> _Given instruction_: Copy out each line that mentions the word "销售目标达成率达".

> _Input data_:
- - - - -
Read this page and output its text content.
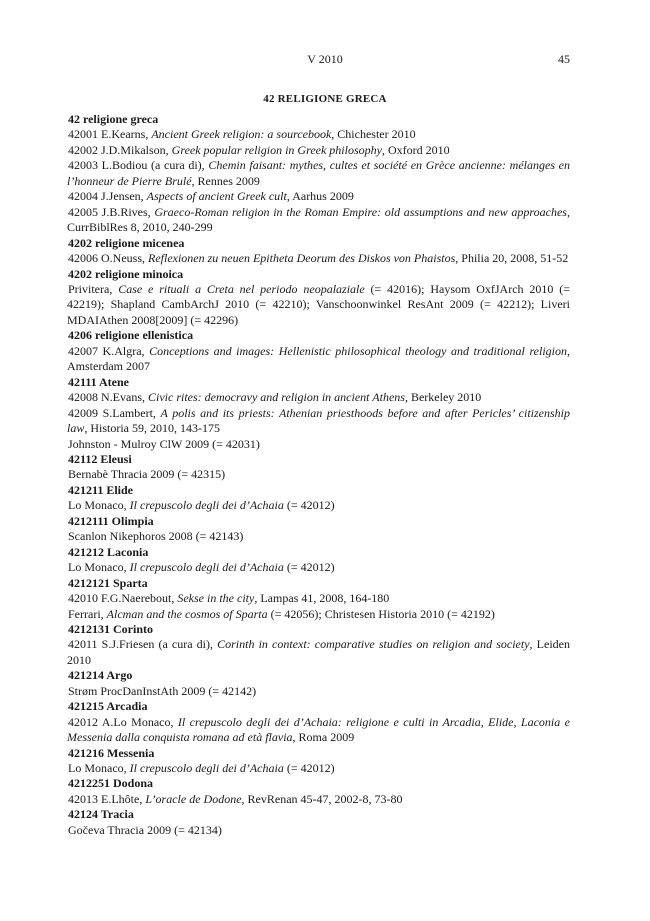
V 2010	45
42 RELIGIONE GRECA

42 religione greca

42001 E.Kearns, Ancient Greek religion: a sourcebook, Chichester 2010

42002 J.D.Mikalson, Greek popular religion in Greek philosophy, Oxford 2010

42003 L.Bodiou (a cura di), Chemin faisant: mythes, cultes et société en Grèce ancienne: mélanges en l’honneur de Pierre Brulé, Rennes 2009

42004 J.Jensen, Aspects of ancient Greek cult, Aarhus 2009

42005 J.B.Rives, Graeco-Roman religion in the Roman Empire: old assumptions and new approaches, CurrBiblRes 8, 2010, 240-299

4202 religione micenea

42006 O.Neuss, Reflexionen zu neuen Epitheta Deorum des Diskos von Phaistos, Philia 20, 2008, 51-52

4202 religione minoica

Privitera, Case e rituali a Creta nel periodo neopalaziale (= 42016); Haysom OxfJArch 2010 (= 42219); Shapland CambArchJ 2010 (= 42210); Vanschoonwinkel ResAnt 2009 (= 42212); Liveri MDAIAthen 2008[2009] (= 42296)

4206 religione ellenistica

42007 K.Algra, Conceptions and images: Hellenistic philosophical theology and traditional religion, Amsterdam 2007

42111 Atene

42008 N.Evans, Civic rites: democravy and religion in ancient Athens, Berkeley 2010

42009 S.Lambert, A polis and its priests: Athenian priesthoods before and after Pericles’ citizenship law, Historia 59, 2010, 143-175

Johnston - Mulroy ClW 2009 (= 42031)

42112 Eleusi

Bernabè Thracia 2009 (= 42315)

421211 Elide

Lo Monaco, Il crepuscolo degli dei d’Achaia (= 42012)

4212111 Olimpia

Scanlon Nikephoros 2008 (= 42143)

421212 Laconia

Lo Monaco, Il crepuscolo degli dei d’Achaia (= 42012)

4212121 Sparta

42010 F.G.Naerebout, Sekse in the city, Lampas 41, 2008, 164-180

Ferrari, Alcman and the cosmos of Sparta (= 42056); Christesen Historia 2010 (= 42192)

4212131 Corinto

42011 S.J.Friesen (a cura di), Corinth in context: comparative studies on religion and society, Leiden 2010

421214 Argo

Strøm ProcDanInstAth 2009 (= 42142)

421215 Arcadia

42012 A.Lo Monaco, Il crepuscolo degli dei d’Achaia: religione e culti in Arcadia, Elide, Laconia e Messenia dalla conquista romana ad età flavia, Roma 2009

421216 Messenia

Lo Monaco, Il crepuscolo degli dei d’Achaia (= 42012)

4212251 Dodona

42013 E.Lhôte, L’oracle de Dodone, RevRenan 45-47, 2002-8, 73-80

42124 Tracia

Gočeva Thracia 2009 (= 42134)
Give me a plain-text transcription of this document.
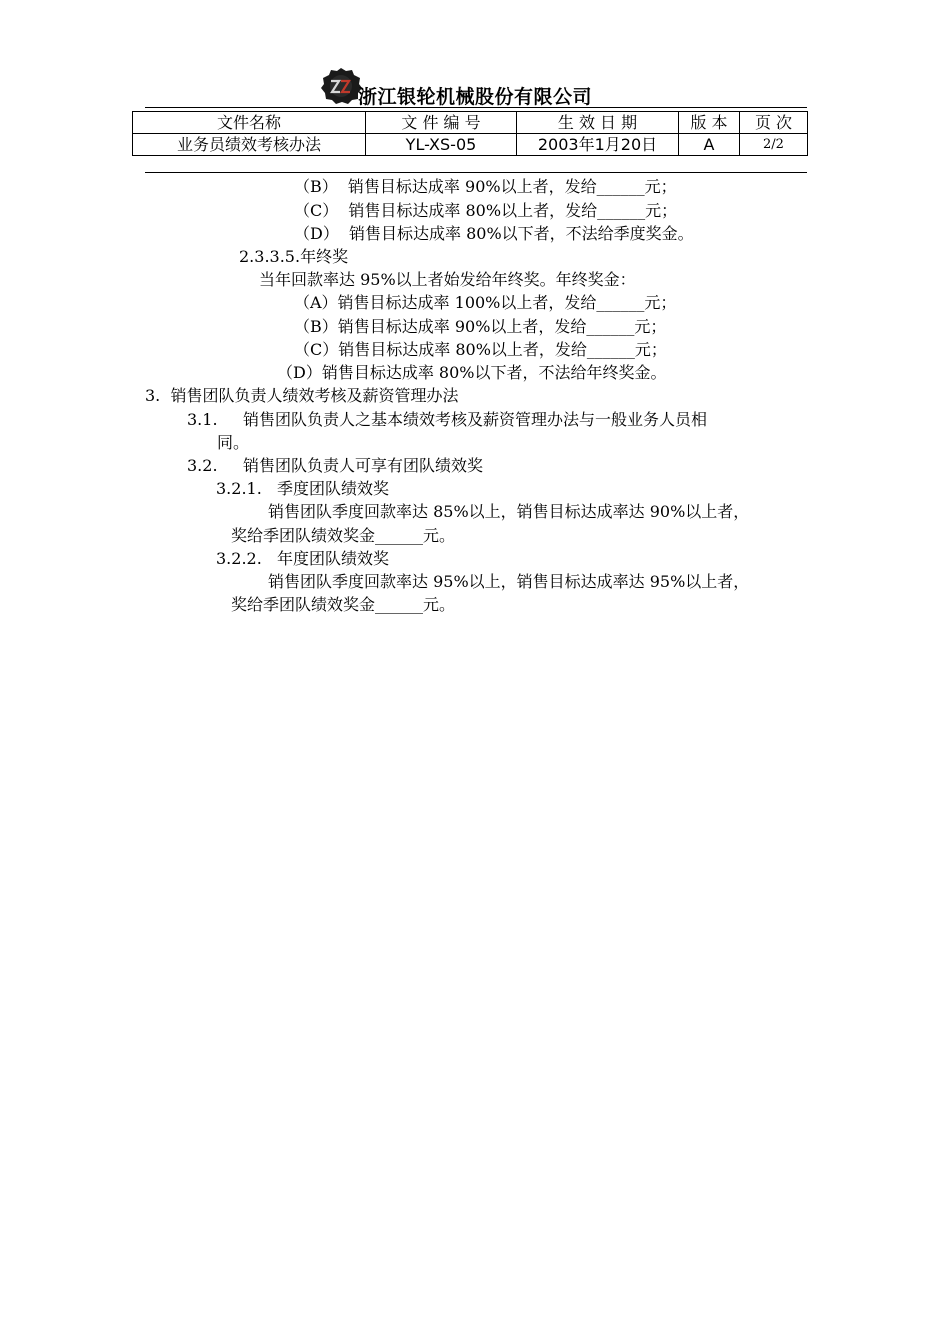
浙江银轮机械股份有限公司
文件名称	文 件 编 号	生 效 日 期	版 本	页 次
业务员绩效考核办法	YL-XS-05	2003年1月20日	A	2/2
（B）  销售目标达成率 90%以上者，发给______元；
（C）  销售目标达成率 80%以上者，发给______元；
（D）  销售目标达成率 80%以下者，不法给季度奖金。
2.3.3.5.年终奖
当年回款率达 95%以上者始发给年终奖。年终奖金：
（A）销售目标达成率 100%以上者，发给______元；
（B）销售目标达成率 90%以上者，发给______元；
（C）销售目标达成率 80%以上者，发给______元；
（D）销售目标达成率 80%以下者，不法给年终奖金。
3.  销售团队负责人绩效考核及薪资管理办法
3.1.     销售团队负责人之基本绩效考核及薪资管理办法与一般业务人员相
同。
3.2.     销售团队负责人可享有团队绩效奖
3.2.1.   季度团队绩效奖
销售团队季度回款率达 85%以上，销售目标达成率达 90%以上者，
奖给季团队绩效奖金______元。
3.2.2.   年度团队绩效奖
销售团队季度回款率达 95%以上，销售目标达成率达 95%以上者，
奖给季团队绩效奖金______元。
- - - - -
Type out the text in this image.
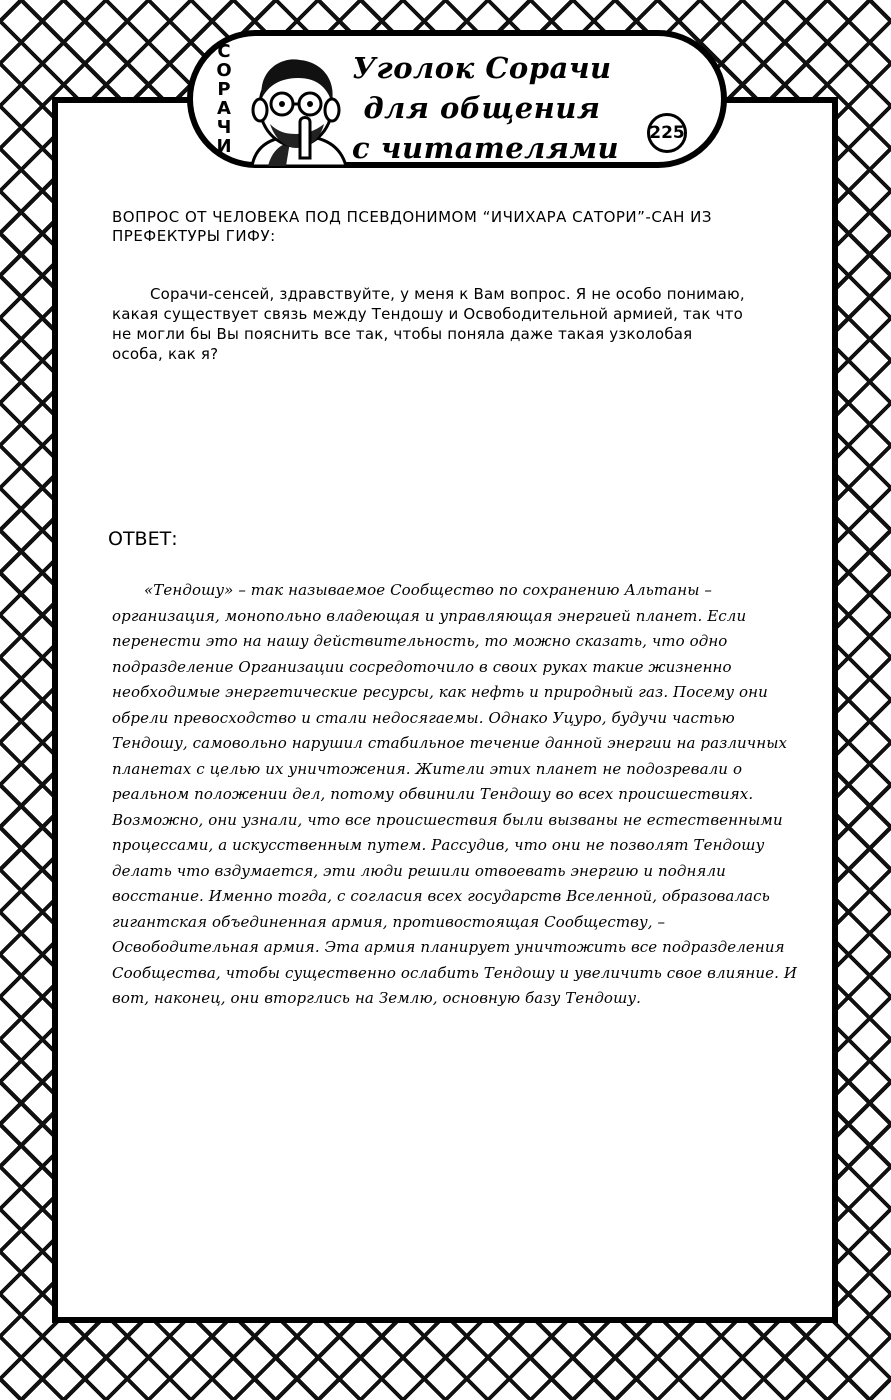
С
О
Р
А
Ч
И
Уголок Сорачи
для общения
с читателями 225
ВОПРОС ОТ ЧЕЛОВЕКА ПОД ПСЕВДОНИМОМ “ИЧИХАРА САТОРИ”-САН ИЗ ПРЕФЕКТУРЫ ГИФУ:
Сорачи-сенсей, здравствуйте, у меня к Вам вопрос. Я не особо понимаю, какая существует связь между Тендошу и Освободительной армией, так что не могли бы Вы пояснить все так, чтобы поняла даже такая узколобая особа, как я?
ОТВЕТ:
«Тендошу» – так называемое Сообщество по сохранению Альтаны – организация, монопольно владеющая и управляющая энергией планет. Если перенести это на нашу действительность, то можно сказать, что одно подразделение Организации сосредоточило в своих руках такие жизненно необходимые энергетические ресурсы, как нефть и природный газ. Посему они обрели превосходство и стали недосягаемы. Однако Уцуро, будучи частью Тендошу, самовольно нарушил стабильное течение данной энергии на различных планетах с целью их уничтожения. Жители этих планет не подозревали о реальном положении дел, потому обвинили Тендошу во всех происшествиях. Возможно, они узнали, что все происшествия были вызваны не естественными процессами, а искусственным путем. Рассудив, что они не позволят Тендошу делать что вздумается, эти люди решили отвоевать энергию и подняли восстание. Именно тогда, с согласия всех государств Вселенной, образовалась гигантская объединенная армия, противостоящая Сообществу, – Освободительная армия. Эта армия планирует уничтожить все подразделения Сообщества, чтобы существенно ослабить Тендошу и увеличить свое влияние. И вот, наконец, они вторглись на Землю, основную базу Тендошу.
- - - - -
> _Result below_:
销售团队季度回款率达 85%以上，销售目标达成率达 90%以上者，
销售团队季度回款率达 95%以上，销售目标达成率达 95%以上者，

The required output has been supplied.